Directions for this task:
In the listing below, locate the line containing "Serialize everything readable" and copy it and every line after it through the end, exactly as written, leaving out any pictures.

Entries:
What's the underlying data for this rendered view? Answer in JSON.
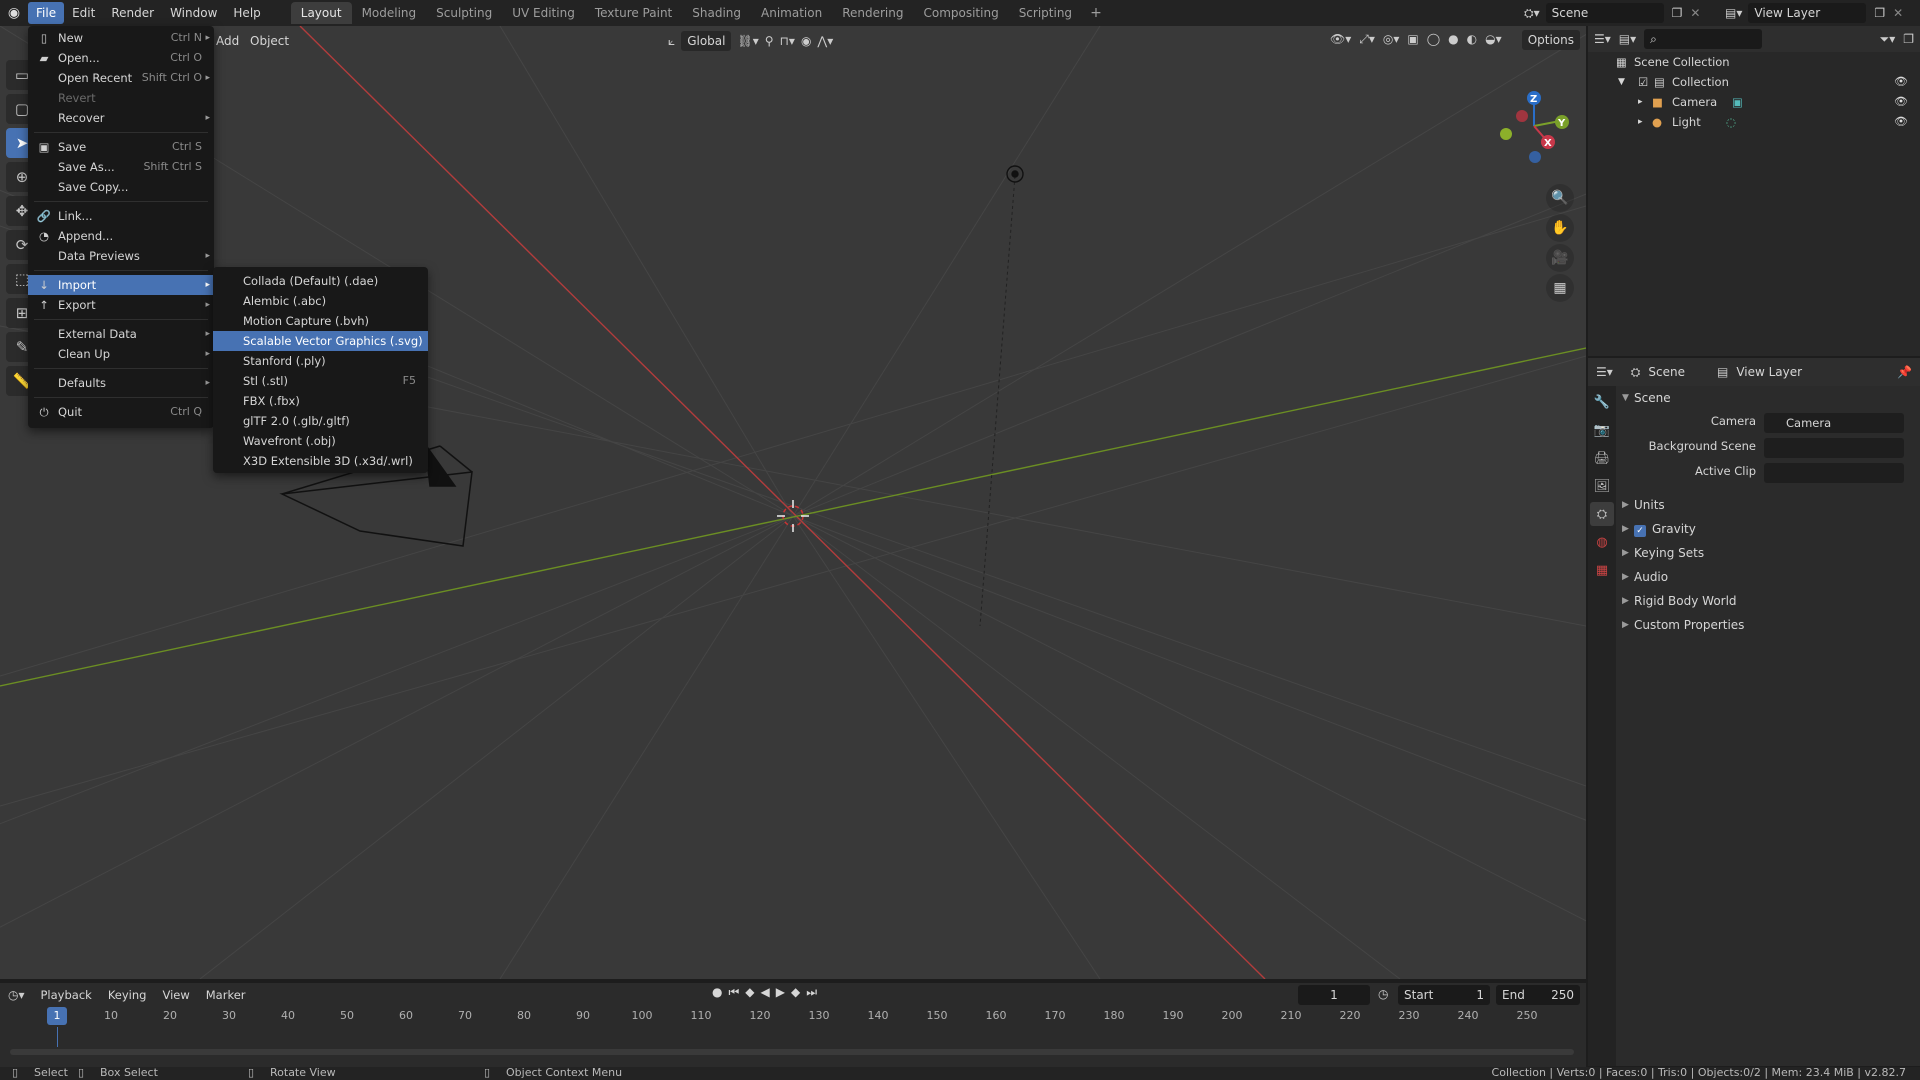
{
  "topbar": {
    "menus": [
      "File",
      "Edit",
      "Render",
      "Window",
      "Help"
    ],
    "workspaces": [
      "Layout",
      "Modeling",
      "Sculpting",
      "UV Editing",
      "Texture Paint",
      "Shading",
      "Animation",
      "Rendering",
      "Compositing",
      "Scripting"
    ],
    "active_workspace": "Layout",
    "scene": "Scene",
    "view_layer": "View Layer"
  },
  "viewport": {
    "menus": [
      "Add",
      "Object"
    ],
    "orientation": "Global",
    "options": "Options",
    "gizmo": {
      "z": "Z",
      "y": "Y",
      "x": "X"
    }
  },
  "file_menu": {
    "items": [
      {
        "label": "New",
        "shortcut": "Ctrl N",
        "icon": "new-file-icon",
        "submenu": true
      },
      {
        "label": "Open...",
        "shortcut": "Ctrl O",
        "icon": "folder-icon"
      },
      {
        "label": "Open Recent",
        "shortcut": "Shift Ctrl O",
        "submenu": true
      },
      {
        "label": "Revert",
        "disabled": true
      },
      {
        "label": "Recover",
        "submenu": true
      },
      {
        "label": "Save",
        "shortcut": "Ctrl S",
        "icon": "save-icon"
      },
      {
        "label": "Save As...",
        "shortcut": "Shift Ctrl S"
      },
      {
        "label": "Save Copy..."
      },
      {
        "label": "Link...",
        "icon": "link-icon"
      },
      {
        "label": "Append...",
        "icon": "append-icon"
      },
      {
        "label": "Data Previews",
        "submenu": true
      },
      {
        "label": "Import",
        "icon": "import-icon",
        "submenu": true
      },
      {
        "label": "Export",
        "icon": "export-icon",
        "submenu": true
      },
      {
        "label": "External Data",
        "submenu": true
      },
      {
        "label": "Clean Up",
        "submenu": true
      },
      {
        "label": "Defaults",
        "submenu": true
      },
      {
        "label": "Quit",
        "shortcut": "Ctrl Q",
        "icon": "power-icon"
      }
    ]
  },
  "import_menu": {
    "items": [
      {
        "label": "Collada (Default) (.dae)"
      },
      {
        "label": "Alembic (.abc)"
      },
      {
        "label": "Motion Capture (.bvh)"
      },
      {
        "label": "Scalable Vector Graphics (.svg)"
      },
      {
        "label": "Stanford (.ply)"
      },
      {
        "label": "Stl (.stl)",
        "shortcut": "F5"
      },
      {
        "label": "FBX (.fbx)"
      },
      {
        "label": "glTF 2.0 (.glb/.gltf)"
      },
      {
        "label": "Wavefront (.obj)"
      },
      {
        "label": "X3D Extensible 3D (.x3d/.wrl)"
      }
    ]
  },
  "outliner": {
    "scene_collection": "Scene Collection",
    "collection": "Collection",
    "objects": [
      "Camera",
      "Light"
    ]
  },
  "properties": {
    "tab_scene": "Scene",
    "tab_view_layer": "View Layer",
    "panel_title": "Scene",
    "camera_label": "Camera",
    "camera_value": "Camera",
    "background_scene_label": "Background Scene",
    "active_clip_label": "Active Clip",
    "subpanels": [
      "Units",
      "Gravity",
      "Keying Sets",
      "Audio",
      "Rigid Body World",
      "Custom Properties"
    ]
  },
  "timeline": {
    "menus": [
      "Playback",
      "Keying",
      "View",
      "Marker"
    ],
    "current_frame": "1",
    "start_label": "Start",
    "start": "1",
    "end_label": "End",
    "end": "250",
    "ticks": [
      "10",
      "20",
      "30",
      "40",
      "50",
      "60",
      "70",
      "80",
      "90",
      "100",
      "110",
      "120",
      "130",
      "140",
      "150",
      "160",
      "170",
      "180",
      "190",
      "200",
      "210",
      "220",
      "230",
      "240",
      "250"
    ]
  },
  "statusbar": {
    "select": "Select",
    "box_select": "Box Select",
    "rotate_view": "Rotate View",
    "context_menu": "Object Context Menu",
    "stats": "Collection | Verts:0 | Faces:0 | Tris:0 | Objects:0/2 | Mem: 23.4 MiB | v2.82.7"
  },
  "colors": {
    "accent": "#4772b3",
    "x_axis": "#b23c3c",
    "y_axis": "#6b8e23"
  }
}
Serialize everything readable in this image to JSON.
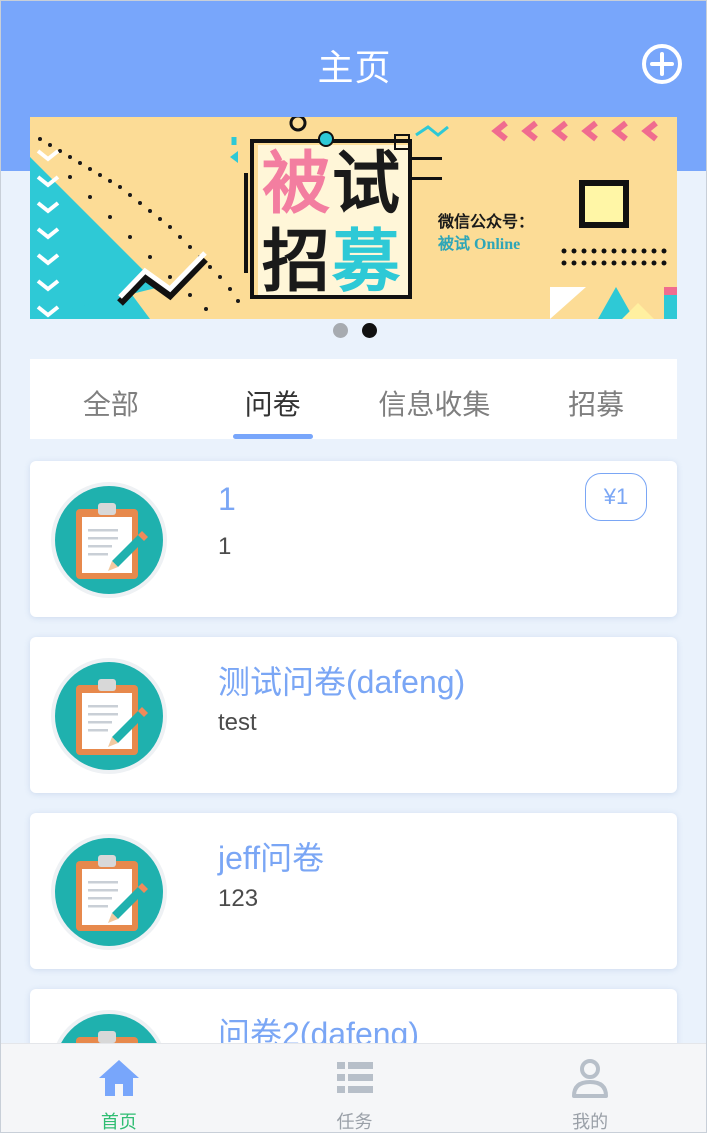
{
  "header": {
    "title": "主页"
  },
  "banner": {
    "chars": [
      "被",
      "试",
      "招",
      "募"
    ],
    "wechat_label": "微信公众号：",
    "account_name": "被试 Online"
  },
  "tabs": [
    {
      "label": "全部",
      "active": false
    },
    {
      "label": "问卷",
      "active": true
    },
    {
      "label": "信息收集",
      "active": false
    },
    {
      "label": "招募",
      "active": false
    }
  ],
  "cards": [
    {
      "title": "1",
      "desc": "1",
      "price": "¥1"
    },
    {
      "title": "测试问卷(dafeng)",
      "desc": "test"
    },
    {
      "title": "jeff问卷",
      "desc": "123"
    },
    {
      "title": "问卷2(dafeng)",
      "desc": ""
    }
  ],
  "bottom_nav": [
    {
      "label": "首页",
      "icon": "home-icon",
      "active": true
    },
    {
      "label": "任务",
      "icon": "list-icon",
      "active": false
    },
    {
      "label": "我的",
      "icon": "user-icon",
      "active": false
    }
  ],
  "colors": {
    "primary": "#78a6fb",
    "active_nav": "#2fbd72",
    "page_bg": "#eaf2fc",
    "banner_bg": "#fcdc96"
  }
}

Answer for this exercise:
Serialize everything readable in this image to JSON.
{
  "header": {
    "title": "主页"
  },
  "banner": {
    "chars": [
      "被",
      "试",
      "招",
      "募"
    ],
    "wechat_label": "微信公众号：",
    "account_name": "被试 Online"
  },
  "tabs": [
    {
      "label": "全部",
      "active": false
    },
    {
      "label": "问卷",
      "active": true
    },
    {
      "label": "信息收集",
      "active": false
    },
    {
      "label": "招募",
      "active": false
    }
  ],
  "cards": [
    {
      "title": "1",
      "desc": "1",
      "price": "¥1"
    },
    {
      "title": "测试问卷(dafeng)",
      "desc": "test"
    },
    {
      "title": "jeff问卷",
      "desc": "123"
    },
    {
      "title": "问卷2(dafeng)",
      "desc": ""
    }
  ],
  "bottom_nav": [
    {
      "label": "首页",
      "icon": "home-icon",
      "active": true
    },
    {
      "label": "任务",
      "icon": "list-icon",
      "active": false
    },
    {
      "label": "我的",
      "icon": "user-icon",
      "active": false
    }
  ],
  "colors": {
    "primary": "#78a6fb",
    "active_nav": "#2fbd72",
    "page_bg": "#eaf2fc",
    "banner_bg": "#fcdc96"
  }
}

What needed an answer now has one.